INSTRUCTIONS TO FOLLOW -
Print out the entries below with no edits.

Items from a dataset:
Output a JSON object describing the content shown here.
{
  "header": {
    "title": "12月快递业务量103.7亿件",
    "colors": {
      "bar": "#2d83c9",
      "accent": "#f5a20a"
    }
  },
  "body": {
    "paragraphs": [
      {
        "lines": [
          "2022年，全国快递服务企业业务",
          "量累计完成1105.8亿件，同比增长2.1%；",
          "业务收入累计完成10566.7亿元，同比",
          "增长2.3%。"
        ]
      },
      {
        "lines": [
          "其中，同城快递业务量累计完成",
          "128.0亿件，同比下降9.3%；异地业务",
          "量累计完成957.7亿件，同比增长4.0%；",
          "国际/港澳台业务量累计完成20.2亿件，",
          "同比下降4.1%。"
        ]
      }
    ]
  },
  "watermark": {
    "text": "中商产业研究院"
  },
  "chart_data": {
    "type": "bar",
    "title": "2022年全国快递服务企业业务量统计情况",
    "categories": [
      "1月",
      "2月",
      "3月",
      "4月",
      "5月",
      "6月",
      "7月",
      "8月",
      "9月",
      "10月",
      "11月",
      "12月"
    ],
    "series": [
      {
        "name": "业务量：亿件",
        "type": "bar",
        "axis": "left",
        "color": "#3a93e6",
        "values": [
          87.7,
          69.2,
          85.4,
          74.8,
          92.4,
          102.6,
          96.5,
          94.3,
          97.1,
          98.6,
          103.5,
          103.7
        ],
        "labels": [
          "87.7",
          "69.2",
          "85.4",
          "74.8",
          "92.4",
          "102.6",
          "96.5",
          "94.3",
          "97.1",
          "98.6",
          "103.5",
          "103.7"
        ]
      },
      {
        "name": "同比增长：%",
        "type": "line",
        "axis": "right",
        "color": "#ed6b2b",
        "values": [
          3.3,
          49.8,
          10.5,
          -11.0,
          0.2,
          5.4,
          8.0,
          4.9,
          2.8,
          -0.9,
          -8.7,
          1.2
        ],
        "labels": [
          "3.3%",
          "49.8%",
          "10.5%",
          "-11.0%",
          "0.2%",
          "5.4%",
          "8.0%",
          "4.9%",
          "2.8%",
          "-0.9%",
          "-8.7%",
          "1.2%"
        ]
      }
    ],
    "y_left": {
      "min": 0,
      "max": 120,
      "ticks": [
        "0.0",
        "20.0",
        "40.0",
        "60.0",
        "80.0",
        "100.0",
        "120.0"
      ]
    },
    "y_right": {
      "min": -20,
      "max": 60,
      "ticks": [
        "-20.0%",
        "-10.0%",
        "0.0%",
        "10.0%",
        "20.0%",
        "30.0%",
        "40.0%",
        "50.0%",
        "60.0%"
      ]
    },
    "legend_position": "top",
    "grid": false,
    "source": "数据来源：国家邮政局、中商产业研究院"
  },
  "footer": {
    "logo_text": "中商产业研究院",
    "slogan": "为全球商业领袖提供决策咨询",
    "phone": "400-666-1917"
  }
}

FINISHED ANSWER -
Output a JSON object describing the content shown here.
{
  "header": {
    "title": "12月快递业务量103.7亿件",
    "colors": {
      "bar": "#2d83c9",
      "accent": "#f5a20a"
    }
  },
  "body": {
    "paragraphs": [
      {
        "lines": [
          "2022年，全国快递服务企业业务",
          "量累计完成1105.8亿件，同比增长2.1%；",
          "业务收入累计完成10566.7亿元，同比",
          "增长2.3%。"
        ]
      },
      {
        "lines": [
          "其中，同城快递业务量累计完成",
          "128.0亿件，同比下降9.3%；异地业务",
          "量累计完成957.7亿件，同比增长4.0%；",
          "国际/港澳台业务量累计完成20.2亿件，",
          "同比下降4.1%。"
        ]
      }
    ]
  },
  "watermark": {
    "text": "中商产业研究院"
  },
  "chart_data": {
    "type": "bar",
    "title": "2022年全国快递服务企业业务量统计情况",
    "categories": [
      "1月",
      "2月",
      "3月",
      "4月",
      "5月",
      "6月",
      "7月",
      "8月",
      "9月",
      "10月",
      "11月",
      "12月"
    ],
    "series": [
      {
        "name": "业务量：亿件",
        "type": "bar",
        "axis": "left",
        "color": "#3a93e6",
        "values": [
          87.7,
          69.2,
          85.4,
          74.8,
          92.4,
          102.6,
          96.5,
          94.3,
          97.1,
          98.6,
          103.5,
          103.7
        ],
        "labels": [
          "87.7",
          "69.2",
          "85.4",
          "74.8",
          "92.4",
          "102.6",
          "96.5",
          "94.3",
          "97.1",
          "98.6",
          "103.5",
          "103.7"
        ]
      },
      {
        "name": "同比增长：%",
        "type": "line",
        "axis": "right",
        "color": "#ed6b2b",
        "values": [
          3.3,
          49.8,
          10.5,
          -11.0,
          0.2,
          5.4,
          8.0,
          4.9,
          2.8,
          -0.9,
          -8.7,
          1.2
        ],
        "labels": [
          "3.3%",
          "49.8%",
          "10.5%",
          "-11.0%",
          "0.2%",
          "5.4%",
          "8.0%",
          "4.9%",
          "2.8%",
          "-0.9%",
          "-8.7%",
          "1.2%"
        ]
      }
    ],
    "y_left": {
      "min": 0,
      "max": 120,
      "ticks": [
        "0.0",
        "20.0",
        "40.0",
        "60.0",
        "80.0",
        "100.0",
        "120.0"
      ]
    },
    "y_right": {
      "min": -20,
      "max": 60,
      "ticks": [
        "-20.0%",
        "-10.0%",
        "0.0%",
        "10.0%",
        "20.0%",
        "30.0%",
        "40.0%",
        "50.0%",
        "60.0%"
      ]
    },
    "legend_position": "top",
    "grid": false,
    "source": "数据来源：国家邮政局、中商产业研究院"
  },
  "footer": {
    "logo_text": "中商产业研究院",
    "slogan": "为全球商业领袖提供决策咨询",
    "phone": "400-666-1917"
  }
}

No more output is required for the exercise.